[Data entries]
START

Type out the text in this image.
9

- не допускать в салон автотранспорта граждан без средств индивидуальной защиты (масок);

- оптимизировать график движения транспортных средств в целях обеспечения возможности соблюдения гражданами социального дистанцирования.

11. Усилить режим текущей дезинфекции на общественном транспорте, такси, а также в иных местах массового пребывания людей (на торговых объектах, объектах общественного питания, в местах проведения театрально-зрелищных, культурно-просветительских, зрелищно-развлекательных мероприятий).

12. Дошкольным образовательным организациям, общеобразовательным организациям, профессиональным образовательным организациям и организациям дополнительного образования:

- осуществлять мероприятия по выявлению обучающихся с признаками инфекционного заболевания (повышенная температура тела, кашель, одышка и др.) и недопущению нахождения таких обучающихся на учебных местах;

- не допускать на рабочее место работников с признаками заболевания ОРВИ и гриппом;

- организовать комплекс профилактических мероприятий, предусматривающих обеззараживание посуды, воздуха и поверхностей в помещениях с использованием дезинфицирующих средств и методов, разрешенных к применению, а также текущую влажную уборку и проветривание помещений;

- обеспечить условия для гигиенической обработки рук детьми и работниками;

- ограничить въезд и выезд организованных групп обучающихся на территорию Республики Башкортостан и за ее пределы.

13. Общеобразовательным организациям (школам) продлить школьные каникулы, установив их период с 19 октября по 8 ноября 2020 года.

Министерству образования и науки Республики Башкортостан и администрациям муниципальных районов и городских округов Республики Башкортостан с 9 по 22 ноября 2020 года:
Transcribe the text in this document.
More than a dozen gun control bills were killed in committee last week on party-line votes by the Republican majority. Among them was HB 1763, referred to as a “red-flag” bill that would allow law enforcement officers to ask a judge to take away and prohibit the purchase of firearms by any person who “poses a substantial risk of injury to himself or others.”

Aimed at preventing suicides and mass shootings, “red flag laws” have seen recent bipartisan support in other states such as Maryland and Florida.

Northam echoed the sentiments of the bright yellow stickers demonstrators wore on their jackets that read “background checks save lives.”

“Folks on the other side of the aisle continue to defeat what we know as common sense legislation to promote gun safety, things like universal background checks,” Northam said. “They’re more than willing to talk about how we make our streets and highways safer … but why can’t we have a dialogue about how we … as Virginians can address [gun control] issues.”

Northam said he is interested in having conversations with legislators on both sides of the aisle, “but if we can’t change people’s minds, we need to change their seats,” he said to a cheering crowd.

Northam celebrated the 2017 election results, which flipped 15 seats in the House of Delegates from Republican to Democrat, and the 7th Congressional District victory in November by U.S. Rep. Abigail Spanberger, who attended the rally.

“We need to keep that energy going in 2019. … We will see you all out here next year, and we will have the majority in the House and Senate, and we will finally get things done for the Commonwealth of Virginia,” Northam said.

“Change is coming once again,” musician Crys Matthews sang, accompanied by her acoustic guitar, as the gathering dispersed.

END

Aim:
Show all lines from the data above in which the word "ноября" appears.

Response:
13. Общеобразовательным организациям (школам) продлить школьные каникулы, установив их период с 19 октября по 8 ноября 2020 года.
Министерству образования и науки Республики Башкортостан и администрациям муниципальных районов и городских округов Республики Башкортостан с 9 по 22 ноября 2020 года:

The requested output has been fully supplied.